**WHAT THE EXERCISE ASKS**
Skip the pictures and quote all of the lines exactly.

**RECORDS FOR THE EXERCISE**
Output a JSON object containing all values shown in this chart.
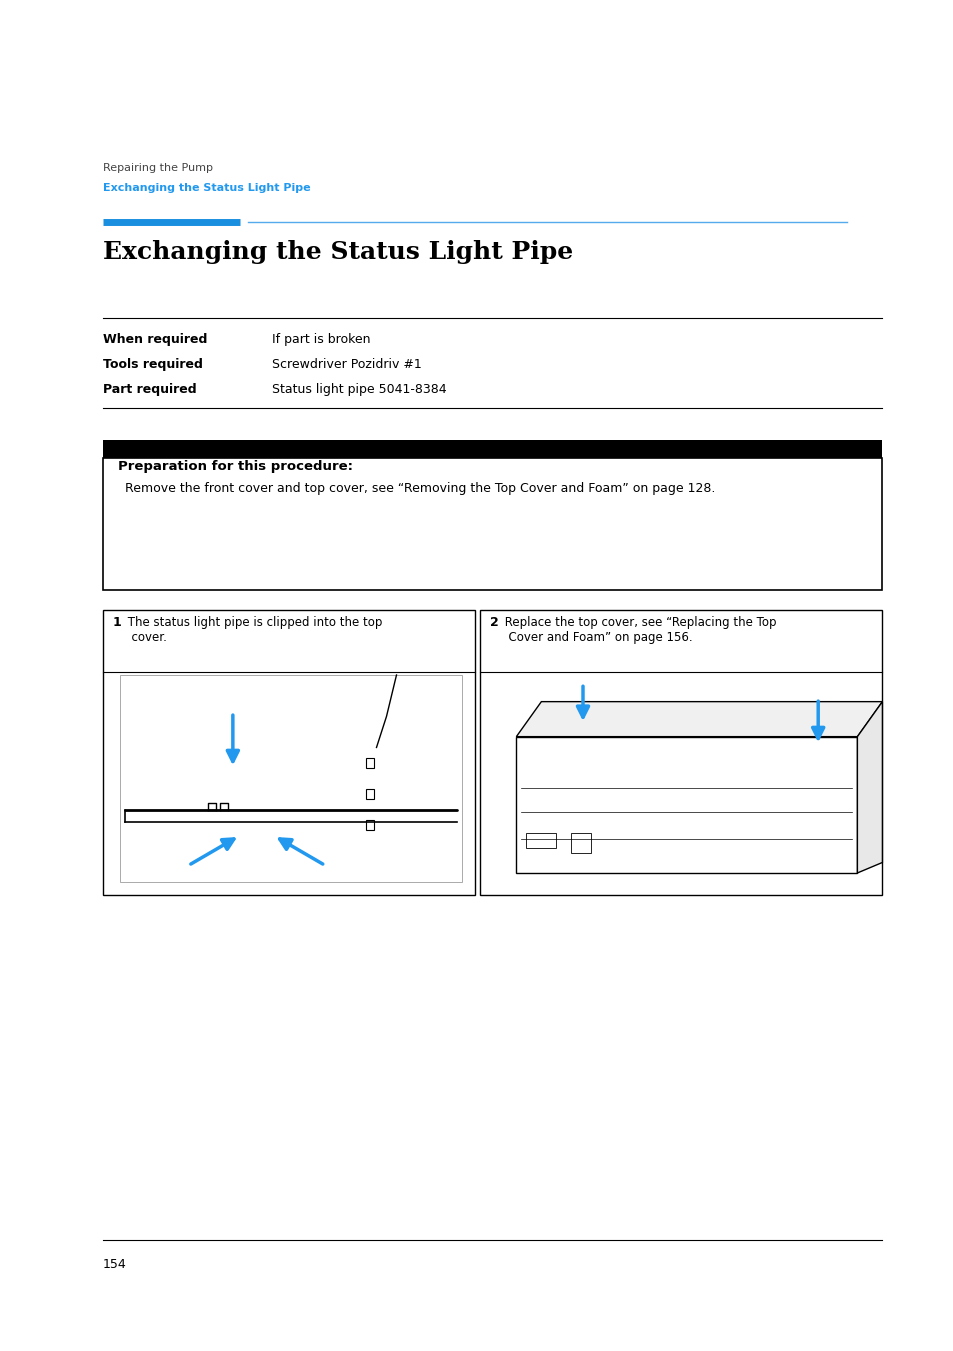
{
  "page_width": 9.54,
  "page_height": 13.51,
  "bg_color": "#ffffff",
  "breadcrumb_line1": "Repairing the Pump",
  "breadcrumb_line2": "Exchanging the Status Light Pipe",
  "breadcrumb_color": "#2299ee",
  "breadcrumb_gray": "#444444",
  "title_text": "Exchanging the Status Light Pipe",
  "blue_bar_color": "#1a8fe0",
  "thin_line_color": "#55aaee",
  "table_rows": [
    {
      "label": "When required",
      "value": "If part is broken"
    },
    {
      "label": "Tools required",
      "value": "Screwdriver Pozidriv #1"
    },
    {
      "label": "Part required",
      "value": "Status light pipe 5041-8384"
    }
  ],
  "prep_title": "Preparation for this procedure:",
  "prep_text": "Remove the front cover and top cover, see “Removing the Top Cover and Foam” on page 128.",
  "step1_num": "1",
  "step1_text": " The status light pipe is clipped into the top\n  cover.",
  "step2_num": "2",
  "step2_text": " Replace the top cover, see “Replacing the Top\n  Cover and Foam” on page 156.",
  "page_number": "154",
  "arrow_color": "#2299ee"
}
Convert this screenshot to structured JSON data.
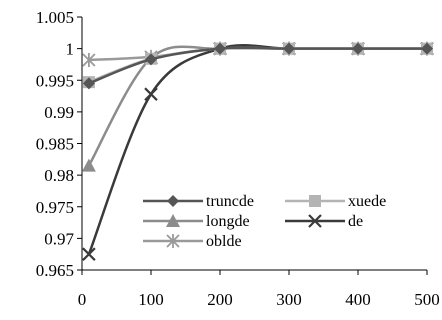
{
  "chart_data": {
    "type": "line",
    "title": "",
    "xlabel": "",
    "ylabel": "",
    "x": [
      10,
      100,
      200,
      300,
      400,
      500
    ],
    "xlim": [
      0,
      500
    ],
    "ylim": [
      0.965,
      1.005
    ],
    "x_ticks": [
      0,
      100,
      200,
      300,
      400,
      500
    ],
    "y_ticks": [
      0.965,
      0.97,
      0.975,
      0.98,
      0.985,
      0.99,
      0.995,
      1,
      1.005
    ],
    "x_tick_labels": [
      "0",
      "100",
      "200",
      "300",
      "400",
      "500"
    ],
    "y_tick_labels": [
      "0.965",
      "0.97",
      "0.975",
      "0.98",
      "0.985",
      "0.99",
      "0.995",
      "1",
      "1.005"
    ],
    "grid": false,
    "legend_position": "bottom-right",
    "series": [
      {
        "name": "truncde",
        "values": [
          0.9945,
          0.9983,
          1.0,
          1.0,
          1.0,
          1.0
        ],
        "marker": "diamond",
        "color": "#555555"
      },
      {
        "name": "xuede",
        "values": [
          0.9947,
          0.9984,
          1.0,
          1.0,
          1.0,
          1.0
        ],
        "marker": "square",
        "color": "#b4b4b4"
      },
      {
        "name": "longde",
        "values": [
          0.9815,
          0.9985,
          1.0,
          1.0,
          1.0,
          1.0
        ],
        "marker": "triangle",
        "color": "#8c8c8c"
      },
      {
        "name": "de",
        "values": [
          0.9675,
          0.9928,
          1.0,
          1.0,
          1.0,
          1.0
        ],
        "marker": "x",
        "color": "#3a3a3a"
      },
      {
        "name": "oblde",
        "values": [
          0.9982,
          0.9987,
          1.0,
          1.0,
          1.0,
          1.0
        ],
        "marker": "star",
        "color": "#9a9a9a"
      }
    ]
  }
}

**EXERCISE RESULT**
Output a JSON object containing all values shown in this chart.
{
  "page_width": 9.54,
  "page_height": 13.51,
  "bg_color": "#ffffff",
  "breadcrumb_line1": "Repairing the Pump",
  "breadcrumb_line2": "Exchanging the Status Light Pipe",
  "breadcrumb_color": "#2299ee",
  "breadcrumb_gray": "#444444",
  "title_text": "Exchanging the Status Light Pipe",
  "blue_bar_color": "#1a8fe0",
  "thin_line_color": "#55aaee",
  "table_rows": [
    {
      "label": "When required",
      "value": "If part is broken"
    },
    {
      "label": "Tools required",
      "value": "Screwdriver Pozidriv #1"
    },
    {
      "label": "Part required",
      "value": "Status light pipe 5041-8384"
    }
  ],
  "prep_title": "Preparation for this procedure:",
  "prep_text": "Remove the front cover and top cover, see “Removing the Top Cover and Foam” on page 128.",
  "step1_num": "1",
  "step1_text": " The status light pipe is clipped into the top\n  cover.",
  "step2_num": "2",
  "step2_text": " Replace the top cover, see “Replacing the Top\n  Cover and Foam” on page 156.",
  "page_number": "154",
  "arrow_color": "#2299ee"
}
Convert this screenshot to structured JSON data.
{
  "chart_data": {
    "type": "line",
    "title": "",
    "xlabel": "",
    "ylabel": "",
    "x": [
      10,
      100,
      200,
      300,
      400,
      500
    ],
    "xlim": [
      0,
      500
    ],
    "ylim": [
      0.965,
      1.005
    ],
    "x_ticks": [
      0,
      100,
      200,
      300,
      400,
      500
    ],
    "y_ticks": [
      0.965,
      0.97,
      0.975,
      0.98,
      0.985,
      0.99,
      0.995,
      1,
      1.005
    ],
    "x_tick_labels": [
      "0",
      "100",
      "200",
      "300",
      "400",
      "500"
    ],
    "y_tick_labels": [
      "0.965",
      "0.97",
      "0.975",
      "0.98",
      "0.985",
      "0.99",
      "0.995",
      "1",
      "1.005"
    ],
    "grid": false,
    "legend_position": "bottom-right",
    "series": [
      {
        "name": "truncde",
        "values": [
          0.9945,
          0.9983,
          1.0,
          1.0,
          1.0,
          1.0
        ],
        "marker": "diamond",
        "color": "#555555"
      },
      {
        "name": "xuede",
        "values": [
          0.9947,
          0.9984,
          1.0,
          1.0,
          1.0,
          1.0
        ],
        "marker": "square",
        "color": "#b4b4b4"
      },
      {
        "name": "longde",
        "values": [
          0.9815,
          0.9985,
          1.0,
          1.0,
          1.0,
          1.0
        ],
        "marker": "triangle",
        "color": "#8c8c8c"
      },
      {
        "name": "de",
        "values": [
          0.9675,
          0.9928,
          1.0,
          1.0,
          1.0,
          1.0
        ],
        "marker": "x",
        "color": "#3a3a3a"
      },
      {
        "name": "oblde",
        "values": [
          0.9982,
          0.9987,
          1.0,
          1.0,
          1.0,
          1.0
        ],
        "marker": "star",
        "color": "#9a9a9a"
      }
    ]
  }
}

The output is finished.